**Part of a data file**
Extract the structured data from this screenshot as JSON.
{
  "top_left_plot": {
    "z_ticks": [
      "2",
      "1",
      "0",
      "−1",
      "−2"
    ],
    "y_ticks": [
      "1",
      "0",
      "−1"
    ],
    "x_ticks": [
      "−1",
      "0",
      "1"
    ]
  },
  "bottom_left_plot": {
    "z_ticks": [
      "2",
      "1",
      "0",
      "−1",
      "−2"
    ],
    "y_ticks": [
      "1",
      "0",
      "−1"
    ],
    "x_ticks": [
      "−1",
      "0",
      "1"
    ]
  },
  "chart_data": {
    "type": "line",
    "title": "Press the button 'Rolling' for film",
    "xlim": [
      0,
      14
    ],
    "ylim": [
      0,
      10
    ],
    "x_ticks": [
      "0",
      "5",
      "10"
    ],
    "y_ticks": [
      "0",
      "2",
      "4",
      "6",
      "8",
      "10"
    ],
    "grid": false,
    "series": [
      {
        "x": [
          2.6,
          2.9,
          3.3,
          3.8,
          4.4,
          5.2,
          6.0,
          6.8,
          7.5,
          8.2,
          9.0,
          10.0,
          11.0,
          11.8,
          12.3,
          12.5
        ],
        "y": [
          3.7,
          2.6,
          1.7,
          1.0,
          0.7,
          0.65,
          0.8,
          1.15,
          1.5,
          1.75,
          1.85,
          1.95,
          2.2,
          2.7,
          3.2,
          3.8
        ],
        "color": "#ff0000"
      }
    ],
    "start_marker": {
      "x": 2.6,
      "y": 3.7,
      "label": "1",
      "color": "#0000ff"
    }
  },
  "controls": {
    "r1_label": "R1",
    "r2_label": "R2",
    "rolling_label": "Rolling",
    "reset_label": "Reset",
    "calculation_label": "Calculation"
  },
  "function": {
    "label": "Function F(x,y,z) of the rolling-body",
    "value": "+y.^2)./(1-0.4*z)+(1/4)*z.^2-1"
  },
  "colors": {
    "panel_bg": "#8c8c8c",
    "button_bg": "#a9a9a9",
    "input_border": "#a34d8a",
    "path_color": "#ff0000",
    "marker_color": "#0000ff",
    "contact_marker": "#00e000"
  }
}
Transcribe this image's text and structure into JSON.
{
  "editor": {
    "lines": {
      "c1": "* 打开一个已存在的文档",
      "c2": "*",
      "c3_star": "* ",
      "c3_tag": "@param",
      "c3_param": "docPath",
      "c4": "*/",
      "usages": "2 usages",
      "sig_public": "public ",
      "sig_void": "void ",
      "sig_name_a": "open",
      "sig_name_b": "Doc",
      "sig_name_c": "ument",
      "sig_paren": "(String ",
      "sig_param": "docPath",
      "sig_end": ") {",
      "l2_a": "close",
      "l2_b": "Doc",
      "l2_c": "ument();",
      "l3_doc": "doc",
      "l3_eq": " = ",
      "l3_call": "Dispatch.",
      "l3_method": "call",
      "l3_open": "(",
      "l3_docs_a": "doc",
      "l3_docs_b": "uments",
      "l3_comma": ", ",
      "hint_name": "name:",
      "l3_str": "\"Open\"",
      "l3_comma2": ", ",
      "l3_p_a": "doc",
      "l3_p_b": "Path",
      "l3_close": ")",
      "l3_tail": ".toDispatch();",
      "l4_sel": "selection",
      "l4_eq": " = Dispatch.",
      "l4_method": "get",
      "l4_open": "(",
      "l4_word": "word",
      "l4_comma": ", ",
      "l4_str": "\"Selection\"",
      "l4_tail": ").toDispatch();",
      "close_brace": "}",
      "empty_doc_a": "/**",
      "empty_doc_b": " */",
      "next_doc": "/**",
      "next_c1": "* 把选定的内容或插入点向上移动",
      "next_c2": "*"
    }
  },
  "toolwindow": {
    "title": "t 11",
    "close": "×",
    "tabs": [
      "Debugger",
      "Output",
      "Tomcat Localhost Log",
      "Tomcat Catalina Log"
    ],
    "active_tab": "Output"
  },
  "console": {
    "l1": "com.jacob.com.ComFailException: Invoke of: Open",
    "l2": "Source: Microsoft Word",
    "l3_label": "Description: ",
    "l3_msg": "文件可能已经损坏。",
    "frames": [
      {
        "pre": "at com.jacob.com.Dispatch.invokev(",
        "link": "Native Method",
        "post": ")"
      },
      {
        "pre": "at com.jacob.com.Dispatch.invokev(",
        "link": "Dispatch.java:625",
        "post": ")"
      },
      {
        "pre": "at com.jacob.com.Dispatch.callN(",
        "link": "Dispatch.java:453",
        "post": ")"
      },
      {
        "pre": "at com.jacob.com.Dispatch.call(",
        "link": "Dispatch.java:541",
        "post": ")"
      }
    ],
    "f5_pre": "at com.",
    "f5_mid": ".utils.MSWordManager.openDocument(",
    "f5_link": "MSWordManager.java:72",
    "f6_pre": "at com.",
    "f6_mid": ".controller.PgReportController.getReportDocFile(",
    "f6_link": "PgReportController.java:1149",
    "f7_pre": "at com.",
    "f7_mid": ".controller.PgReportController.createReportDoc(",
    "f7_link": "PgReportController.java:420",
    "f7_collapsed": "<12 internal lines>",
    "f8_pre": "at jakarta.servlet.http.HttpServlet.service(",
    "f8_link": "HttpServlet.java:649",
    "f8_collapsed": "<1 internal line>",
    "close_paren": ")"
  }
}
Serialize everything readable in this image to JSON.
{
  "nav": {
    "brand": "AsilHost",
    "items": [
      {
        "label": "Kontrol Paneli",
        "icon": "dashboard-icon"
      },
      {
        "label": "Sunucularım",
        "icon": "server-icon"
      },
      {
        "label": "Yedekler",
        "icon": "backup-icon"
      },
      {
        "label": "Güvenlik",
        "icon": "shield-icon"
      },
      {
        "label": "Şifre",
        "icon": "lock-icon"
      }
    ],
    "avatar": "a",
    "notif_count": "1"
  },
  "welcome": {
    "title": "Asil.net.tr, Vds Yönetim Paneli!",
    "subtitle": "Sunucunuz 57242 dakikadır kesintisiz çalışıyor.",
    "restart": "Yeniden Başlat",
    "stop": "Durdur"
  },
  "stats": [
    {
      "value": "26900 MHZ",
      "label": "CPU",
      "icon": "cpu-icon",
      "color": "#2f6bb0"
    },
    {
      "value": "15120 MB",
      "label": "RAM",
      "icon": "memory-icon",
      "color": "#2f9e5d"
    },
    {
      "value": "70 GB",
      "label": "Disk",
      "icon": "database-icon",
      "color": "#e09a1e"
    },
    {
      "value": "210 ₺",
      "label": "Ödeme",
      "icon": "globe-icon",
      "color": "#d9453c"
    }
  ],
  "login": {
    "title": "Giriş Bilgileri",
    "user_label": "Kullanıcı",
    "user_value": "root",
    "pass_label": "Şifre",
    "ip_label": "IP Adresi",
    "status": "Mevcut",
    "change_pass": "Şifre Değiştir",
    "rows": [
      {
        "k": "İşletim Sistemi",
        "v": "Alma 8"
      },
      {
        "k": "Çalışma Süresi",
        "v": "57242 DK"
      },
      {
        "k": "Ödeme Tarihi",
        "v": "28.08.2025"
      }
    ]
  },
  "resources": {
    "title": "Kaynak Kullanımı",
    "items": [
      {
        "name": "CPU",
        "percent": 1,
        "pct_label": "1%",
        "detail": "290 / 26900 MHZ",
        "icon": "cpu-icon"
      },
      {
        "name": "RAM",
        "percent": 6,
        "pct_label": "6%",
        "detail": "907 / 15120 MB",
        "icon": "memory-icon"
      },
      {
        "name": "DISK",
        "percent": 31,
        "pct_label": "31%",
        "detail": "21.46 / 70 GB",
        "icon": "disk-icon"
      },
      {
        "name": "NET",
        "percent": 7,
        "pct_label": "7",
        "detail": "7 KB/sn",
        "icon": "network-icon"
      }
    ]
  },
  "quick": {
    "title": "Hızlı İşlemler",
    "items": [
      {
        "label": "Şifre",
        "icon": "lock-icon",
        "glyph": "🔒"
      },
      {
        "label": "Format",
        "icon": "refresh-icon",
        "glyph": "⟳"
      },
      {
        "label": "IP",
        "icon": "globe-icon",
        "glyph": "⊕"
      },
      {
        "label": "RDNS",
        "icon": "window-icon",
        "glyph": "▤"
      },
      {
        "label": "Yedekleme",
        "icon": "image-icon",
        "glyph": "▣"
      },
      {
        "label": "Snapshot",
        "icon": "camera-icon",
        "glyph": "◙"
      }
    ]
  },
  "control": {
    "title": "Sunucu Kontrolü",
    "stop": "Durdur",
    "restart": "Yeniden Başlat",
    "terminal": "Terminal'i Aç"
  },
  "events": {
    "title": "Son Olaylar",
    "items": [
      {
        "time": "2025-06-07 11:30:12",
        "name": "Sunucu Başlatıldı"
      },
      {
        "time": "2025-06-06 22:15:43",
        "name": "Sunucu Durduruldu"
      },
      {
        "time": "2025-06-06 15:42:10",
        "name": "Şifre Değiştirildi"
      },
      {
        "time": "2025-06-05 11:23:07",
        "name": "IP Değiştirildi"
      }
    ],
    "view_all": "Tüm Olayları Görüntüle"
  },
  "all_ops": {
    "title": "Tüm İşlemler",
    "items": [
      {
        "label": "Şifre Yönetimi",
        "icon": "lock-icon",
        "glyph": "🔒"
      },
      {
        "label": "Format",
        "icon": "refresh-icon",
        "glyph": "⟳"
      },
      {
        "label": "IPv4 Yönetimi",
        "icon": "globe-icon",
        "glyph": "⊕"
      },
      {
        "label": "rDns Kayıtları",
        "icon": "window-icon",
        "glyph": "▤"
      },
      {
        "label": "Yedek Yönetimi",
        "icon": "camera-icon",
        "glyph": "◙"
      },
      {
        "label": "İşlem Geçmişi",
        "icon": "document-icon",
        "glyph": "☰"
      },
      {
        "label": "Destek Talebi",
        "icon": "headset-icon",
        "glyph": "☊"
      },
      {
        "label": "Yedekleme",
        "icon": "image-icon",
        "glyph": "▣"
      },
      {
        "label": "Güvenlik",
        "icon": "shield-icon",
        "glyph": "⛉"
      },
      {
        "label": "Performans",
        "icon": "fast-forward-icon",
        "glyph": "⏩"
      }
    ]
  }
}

**Task goal**
Using the entries above, find all lines with "MSWordManager". Copy them.

**Full response**
    "f5_mid": ".utils.MSWordManager.openDocument(",
    "f5_link": "MSWordManager.java:72",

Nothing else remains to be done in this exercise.